Goal:
Every line of the data that contains the string "name" must be copied.

::: Excerpted records :::

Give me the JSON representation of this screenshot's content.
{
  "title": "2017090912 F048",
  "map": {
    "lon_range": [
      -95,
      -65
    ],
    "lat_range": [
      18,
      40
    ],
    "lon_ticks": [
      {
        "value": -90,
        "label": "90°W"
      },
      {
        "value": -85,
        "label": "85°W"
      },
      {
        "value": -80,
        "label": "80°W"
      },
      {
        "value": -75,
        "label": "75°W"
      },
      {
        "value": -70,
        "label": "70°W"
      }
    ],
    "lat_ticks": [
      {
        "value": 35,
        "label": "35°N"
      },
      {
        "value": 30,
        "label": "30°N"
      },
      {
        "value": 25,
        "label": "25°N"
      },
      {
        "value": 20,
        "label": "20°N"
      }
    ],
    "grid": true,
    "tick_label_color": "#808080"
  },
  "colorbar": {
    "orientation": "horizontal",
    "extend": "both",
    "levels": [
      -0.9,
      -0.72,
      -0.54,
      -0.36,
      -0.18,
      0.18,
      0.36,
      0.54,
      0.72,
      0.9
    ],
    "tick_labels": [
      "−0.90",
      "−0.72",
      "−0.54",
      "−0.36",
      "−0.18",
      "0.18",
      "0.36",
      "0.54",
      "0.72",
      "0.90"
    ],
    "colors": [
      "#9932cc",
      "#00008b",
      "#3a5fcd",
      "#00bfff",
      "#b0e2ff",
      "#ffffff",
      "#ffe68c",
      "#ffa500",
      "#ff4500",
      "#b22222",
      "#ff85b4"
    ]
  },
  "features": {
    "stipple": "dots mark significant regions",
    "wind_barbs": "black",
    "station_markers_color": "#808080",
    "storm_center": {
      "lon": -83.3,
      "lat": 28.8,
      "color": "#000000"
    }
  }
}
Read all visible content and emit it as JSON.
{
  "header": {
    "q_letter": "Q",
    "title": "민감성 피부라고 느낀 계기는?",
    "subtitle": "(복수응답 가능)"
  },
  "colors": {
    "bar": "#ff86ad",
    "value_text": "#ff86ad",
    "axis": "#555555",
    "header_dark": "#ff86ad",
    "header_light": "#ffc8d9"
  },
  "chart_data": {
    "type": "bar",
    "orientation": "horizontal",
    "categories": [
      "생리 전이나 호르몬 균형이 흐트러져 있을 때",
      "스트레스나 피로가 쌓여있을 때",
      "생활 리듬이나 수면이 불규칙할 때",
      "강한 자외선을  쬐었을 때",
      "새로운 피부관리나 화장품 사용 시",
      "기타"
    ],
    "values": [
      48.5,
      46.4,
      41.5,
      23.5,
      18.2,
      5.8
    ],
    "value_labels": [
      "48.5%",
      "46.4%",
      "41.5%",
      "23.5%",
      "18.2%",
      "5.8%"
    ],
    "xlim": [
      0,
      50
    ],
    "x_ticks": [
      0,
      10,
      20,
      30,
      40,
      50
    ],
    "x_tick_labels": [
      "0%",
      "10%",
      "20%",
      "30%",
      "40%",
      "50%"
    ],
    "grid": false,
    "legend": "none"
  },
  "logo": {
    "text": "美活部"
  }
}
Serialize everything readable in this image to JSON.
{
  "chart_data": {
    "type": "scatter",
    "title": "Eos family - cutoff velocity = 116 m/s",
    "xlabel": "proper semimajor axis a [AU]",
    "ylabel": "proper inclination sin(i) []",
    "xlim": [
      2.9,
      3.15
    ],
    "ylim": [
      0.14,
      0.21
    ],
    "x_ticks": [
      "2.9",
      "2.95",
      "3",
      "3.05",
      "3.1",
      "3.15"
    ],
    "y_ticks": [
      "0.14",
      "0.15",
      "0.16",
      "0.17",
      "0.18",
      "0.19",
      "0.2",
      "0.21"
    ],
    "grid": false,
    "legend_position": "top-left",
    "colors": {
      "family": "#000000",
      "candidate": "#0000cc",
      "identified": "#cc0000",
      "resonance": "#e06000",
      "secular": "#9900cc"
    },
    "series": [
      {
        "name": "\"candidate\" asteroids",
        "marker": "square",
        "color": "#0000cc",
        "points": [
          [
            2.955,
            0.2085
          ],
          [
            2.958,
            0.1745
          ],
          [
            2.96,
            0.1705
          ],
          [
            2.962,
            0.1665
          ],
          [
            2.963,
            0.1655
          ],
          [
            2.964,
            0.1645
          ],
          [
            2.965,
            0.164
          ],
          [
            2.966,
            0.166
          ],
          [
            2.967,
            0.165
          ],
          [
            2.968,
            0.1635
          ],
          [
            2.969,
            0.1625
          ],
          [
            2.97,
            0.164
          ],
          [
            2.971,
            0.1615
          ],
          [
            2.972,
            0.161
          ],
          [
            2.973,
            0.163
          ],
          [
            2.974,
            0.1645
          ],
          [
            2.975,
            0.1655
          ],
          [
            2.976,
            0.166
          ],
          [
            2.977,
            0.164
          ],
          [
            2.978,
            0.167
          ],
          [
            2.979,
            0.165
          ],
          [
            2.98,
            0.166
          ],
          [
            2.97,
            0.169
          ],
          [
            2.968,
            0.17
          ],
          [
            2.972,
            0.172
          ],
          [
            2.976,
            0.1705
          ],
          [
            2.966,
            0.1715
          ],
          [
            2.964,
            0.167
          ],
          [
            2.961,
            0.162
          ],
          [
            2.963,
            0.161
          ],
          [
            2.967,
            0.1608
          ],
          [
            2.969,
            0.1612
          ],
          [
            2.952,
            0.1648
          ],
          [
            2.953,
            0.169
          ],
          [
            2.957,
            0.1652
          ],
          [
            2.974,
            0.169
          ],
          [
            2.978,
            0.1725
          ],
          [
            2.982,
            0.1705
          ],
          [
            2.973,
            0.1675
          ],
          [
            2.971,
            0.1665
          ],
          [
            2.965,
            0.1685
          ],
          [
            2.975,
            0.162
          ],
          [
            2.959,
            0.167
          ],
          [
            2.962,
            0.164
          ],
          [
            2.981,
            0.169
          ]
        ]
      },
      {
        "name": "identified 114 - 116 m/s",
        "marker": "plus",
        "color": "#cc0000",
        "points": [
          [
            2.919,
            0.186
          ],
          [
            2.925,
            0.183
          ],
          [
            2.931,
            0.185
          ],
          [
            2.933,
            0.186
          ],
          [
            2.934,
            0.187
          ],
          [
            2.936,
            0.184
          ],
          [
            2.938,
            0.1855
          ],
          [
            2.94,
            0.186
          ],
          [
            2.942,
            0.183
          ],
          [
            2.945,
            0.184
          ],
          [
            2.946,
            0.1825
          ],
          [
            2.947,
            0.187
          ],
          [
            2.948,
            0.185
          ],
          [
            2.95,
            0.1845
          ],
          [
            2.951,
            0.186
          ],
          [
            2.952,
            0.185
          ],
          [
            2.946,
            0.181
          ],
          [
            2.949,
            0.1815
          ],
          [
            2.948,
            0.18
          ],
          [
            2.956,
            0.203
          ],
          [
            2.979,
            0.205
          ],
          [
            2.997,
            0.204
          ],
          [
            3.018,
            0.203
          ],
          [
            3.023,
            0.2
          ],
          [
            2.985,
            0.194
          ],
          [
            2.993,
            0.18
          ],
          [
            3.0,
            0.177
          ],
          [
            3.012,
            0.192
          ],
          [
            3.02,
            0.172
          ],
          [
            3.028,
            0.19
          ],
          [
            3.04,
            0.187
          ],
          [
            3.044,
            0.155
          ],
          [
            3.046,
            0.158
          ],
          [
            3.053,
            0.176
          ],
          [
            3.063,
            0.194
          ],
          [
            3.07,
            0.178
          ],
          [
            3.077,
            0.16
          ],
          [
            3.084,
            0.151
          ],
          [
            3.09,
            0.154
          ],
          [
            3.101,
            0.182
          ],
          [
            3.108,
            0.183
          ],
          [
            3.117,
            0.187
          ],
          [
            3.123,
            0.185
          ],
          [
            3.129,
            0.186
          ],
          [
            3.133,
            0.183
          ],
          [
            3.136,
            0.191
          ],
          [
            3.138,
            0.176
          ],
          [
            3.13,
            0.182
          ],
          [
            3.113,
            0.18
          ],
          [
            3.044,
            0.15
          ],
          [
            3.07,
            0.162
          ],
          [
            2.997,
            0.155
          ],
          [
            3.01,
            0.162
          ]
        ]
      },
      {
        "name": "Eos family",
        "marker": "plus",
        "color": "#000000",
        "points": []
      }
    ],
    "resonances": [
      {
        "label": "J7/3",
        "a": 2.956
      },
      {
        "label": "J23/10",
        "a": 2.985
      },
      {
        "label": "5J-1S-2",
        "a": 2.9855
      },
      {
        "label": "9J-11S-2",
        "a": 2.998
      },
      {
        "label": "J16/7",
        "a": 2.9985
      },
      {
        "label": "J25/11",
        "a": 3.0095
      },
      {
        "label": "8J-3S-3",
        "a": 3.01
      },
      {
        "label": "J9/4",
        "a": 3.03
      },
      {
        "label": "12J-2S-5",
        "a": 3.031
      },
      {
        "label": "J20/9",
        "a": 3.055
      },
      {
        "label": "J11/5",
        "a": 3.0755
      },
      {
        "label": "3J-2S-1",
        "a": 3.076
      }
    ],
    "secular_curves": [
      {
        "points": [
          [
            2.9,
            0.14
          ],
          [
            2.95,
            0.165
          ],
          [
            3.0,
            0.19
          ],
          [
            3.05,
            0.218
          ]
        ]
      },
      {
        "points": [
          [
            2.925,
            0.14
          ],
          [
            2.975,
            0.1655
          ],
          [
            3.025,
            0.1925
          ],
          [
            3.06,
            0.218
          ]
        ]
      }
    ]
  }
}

:::

Output of the exercise:
        "name": "\"candidate\" asteroids",
        "name": "identified 114 - 116 m/s",
        "name": "Eos family",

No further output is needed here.